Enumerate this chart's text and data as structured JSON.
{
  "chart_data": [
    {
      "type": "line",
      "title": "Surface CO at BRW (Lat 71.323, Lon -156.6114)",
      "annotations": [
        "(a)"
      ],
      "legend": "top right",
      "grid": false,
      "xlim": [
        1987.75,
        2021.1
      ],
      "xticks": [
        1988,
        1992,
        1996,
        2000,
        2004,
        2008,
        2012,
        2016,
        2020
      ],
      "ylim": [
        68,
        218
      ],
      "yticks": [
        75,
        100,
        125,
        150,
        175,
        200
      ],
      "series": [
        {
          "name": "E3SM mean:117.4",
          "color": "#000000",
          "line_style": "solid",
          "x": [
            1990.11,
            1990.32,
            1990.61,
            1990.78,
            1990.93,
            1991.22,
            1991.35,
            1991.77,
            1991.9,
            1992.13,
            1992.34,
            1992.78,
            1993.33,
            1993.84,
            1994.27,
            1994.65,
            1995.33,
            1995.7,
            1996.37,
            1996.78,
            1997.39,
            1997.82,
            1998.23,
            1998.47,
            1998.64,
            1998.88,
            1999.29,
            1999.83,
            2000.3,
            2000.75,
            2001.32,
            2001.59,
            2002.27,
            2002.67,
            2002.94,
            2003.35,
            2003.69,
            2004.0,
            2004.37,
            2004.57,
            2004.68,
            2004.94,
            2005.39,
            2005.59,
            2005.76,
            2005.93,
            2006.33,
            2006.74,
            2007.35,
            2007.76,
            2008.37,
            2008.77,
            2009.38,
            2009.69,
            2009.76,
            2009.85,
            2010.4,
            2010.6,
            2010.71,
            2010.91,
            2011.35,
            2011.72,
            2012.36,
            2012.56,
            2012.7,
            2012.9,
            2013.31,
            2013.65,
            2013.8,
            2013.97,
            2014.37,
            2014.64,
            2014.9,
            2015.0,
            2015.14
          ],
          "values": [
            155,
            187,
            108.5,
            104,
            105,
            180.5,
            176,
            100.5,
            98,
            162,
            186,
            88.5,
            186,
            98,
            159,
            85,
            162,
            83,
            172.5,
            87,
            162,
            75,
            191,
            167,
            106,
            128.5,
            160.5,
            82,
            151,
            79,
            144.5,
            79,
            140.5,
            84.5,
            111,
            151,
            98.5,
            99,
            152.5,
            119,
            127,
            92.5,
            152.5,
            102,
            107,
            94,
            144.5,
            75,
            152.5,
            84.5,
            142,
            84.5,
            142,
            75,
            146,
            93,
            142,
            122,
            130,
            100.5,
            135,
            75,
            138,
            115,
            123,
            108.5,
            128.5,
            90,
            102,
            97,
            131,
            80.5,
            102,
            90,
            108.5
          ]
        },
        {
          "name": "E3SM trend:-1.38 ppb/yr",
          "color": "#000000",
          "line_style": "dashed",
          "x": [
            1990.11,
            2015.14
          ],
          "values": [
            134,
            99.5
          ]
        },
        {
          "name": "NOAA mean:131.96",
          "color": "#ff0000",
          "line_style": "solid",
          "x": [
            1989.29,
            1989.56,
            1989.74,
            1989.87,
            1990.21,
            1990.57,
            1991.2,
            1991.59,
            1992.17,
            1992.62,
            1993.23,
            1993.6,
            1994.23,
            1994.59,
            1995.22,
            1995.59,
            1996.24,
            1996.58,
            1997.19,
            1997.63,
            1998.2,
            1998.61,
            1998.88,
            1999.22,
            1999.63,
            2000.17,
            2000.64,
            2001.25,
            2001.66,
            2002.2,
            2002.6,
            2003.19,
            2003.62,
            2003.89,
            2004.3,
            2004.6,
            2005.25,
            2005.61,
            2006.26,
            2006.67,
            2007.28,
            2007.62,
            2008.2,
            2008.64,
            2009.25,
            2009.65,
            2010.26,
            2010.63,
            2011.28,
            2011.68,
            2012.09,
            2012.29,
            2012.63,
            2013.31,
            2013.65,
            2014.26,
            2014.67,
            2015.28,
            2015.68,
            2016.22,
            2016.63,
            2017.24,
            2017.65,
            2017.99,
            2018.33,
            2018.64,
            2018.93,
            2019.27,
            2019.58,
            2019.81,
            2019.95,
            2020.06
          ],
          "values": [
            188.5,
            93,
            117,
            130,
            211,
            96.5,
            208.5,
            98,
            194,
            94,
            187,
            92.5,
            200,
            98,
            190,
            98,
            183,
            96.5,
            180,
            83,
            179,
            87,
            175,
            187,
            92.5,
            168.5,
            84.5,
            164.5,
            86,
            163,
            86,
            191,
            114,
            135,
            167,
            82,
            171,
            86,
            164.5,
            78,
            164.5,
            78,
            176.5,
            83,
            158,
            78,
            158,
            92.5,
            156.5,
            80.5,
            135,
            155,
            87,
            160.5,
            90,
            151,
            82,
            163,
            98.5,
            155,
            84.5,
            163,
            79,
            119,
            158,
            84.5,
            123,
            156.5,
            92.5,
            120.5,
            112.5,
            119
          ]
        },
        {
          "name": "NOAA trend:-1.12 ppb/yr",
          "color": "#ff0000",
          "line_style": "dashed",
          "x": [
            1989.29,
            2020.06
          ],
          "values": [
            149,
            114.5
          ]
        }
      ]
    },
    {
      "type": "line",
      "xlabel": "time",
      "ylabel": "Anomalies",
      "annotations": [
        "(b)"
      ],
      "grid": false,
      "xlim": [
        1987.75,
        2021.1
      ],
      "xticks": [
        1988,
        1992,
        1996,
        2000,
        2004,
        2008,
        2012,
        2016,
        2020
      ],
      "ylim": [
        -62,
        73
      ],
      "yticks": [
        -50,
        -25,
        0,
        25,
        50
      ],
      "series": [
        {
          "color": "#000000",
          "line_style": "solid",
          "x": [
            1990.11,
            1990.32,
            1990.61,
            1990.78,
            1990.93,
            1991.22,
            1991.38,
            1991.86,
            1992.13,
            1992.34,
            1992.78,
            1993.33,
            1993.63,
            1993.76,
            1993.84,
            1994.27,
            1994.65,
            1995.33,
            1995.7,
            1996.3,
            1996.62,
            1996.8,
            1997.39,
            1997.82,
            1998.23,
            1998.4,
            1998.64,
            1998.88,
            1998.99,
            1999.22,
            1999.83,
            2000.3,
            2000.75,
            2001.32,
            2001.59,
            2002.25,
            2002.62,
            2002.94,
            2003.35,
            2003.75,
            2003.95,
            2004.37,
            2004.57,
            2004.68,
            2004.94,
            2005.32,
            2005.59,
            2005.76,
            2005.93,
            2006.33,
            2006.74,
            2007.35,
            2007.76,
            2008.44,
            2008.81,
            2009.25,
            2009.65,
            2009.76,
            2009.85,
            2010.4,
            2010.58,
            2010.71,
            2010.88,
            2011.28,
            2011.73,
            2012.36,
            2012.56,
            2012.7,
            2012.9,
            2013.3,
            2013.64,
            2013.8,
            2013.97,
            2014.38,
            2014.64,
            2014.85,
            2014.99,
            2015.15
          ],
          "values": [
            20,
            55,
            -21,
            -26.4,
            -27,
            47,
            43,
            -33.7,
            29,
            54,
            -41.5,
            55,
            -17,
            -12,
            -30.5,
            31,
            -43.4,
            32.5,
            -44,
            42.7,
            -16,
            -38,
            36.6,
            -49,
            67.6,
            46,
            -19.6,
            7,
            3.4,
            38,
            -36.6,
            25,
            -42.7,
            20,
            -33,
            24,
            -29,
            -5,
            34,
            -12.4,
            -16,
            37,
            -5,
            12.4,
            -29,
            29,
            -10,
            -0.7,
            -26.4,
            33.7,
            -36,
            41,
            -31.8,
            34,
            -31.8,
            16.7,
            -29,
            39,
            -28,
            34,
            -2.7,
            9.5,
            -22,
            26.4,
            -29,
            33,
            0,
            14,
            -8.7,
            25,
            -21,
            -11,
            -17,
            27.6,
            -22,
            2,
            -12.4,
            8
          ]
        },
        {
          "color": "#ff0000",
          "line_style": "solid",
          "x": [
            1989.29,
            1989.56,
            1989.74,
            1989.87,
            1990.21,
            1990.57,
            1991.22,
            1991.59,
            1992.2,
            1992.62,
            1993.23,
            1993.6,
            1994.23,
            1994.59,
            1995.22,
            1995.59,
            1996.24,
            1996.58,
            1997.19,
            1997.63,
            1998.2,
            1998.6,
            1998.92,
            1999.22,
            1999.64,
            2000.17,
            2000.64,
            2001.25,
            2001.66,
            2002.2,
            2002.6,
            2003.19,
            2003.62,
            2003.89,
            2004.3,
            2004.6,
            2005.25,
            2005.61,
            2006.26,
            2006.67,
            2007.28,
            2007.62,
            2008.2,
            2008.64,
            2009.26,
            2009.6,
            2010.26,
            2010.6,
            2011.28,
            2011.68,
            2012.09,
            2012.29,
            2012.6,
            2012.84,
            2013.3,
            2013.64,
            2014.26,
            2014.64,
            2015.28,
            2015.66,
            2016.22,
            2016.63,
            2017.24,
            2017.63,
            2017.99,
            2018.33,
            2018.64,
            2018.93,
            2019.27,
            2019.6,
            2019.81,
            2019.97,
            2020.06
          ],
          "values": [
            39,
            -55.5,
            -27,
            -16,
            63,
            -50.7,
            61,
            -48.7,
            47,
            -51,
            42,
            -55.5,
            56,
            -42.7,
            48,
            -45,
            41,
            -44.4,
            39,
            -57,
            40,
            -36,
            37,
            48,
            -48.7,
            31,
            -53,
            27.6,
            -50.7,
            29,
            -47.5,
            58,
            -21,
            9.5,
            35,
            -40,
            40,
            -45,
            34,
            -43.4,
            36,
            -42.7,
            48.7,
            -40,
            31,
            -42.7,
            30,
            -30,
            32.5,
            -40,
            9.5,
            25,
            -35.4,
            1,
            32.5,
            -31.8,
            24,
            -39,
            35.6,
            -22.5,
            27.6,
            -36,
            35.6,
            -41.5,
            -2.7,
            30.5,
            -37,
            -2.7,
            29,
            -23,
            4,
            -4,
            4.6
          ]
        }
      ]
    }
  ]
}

******************************

**Task requirements:**
Gather all the lines that include the word "mean" and copy them out.

**Solved problem:**
          "name": "E3SM mean:117.4",
          "name": "NOAA mean:131.96",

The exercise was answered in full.